Given data:
------------------------------------------------------------------------
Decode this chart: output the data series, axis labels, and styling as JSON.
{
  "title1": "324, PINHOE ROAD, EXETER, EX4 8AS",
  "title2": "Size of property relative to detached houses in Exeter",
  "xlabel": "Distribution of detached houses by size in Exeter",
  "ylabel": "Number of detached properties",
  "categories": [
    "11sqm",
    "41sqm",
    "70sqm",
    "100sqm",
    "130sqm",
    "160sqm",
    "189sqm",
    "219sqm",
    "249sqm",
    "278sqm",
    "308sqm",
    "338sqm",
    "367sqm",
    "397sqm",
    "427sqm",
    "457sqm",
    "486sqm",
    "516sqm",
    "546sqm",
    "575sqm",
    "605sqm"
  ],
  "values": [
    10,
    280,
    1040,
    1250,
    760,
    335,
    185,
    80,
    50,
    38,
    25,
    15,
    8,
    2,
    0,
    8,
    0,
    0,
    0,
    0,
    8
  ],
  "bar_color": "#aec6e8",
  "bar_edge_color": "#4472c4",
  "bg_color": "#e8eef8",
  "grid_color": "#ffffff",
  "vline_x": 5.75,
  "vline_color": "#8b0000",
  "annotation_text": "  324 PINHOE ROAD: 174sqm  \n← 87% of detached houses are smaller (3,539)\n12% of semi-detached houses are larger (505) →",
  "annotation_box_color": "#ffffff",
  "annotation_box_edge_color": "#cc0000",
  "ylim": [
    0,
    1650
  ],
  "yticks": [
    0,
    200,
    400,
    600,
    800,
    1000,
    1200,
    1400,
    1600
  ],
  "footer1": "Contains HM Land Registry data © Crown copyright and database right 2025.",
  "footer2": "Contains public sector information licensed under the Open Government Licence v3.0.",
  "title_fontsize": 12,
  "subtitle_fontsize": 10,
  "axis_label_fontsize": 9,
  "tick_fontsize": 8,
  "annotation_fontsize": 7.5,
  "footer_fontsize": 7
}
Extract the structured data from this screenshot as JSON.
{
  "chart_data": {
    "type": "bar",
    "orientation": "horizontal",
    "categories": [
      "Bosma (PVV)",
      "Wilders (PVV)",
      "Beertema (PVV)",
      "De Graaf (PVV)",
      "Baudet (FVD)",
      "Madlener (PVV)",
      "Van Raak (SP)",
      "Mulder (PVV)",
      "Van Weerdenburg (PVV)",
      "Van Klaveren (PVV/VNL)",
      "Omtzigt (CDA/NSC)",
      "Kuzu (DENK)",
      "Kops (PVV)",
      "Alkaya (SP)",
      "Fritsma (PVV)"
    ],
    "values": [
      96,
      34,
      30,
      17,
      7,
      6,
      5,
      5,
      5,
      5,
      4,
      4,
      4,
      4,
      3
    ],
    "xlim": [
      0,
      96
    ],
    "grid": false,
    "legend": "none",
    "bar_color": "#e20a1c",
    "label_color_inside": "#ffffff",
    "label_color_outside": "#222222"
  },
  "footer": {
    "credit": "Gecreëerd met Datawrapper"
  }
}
------------------------------------------------------------------------
The records above should be returned exactly.

Correct response:
Decode this chart: output the data series, axis labels, and styling as JSON.
{
  "title1": "324, PINHOE ROAD, EXETER, EX4 8AS",
  "title2": "Size of property relative to detached houses in Exeter",
  "xlabel": "Distribution of detached houses by size in Exeter",
  "ylabel": "Number of detached properties",
  "categories": [
    "11sqm",
    "41sqm",
    "70sqm",
    "100sqm",
    "130sqm",
    "160sqm",
    "189sqm",
    "219sqm",
    "249sqm",
    "278sqm",
    "308sqm",
    "338sqm",
    "367sqm",
    "397sqm",
    "427sqm",
    "457sqm",
    "486sqm",
    "516sqm",
    "546sqm",
    "575sqm",
    "605sqm"
  ],
  "values": [
    10,
    280,
    1040,
    1250,
    760,
    335,
    185,
    80,
    50,
    38,
    25,
    15,
    8,
    2,
    0,
    8,
    0,
    0,
    0,
    0,
    8
  ],
  "bar_color": "#aec6e8",
  "bar_edge_color": "#4472c4",
  "bg_color": "#e8eef8",
  "grid_color": "#ffffff",
  "vline_x": 5.75,
  "vline_color": "#8b0000",
  "annotation_text": "  324 PINHOE ROAD: 174sqm  \n← 87% of detached houses are smaller (3,539)\n12% of semi-detached houses are larger (505) →",
  "annotation_box_color": "#ffffff",
  "annotation_box_edge_color": "#cc0000",
  "ylim": [
    0,
    1650
  ],
  "yticks": [
    0,
    200,
    400,
    600,
    800,
    1000,
    1200,
    1400,
    1600
  ],
  "footer1": "Contains HM Land Registry data © Crown copyright and database right 2025.",
  "footer2": "Contains public sector information licensed under the Open Government Licence v3.0.",
  "title_fontsize": 12,
  "subtitle_fontsize": 10,
  "axis_label_fontsize": 9,
  "tick_fontsize": 8,
  "annotation_fontsize": 7.5,
  "footer_fontsize": 7
}
Extract the structured data from this screenshot as JSON.
{
  "chart_data": {
    "type": "bar",
    "orientation": "horizontal",
    "categories": [
      "Bosma (PVV)",
      "Wilders (PVV)",
      "Beertema (PVV)",
      "De Graaf (PVV)",
      "Baudet (FVD)",
      "Madlener (PVV)",
      "Van Raak (SP)",
      "Mulder (PVV)",
      "Van Weerdenburg (PVV)",
      "Van Klaveren (PVV/VNL)",
      "Omtzigt (CDA/NSC)",
      "Kuzu (DENK)",
      "Kops (PVV)",
      "Alkaya (SP)",
      "Fritsma (PVV)"
    ],
    "values": [
      96,
      34,
      30,
      17,
      7,
      6,
      5,
      5,
      5,
      5,
      4,
      4,
      4,
      4,
      3
    ],
    "xlim": [
      0,
      96
    ],
    "grid": false,
    "legend": "none",
    "bar_color": "#e20a1c",
    "label_color_inside": "#ffffff",
    "label_color_outside": "#222222"
  },
  "footer": {
    "credit": "Gecreëerd met Datawrapper"
  }
}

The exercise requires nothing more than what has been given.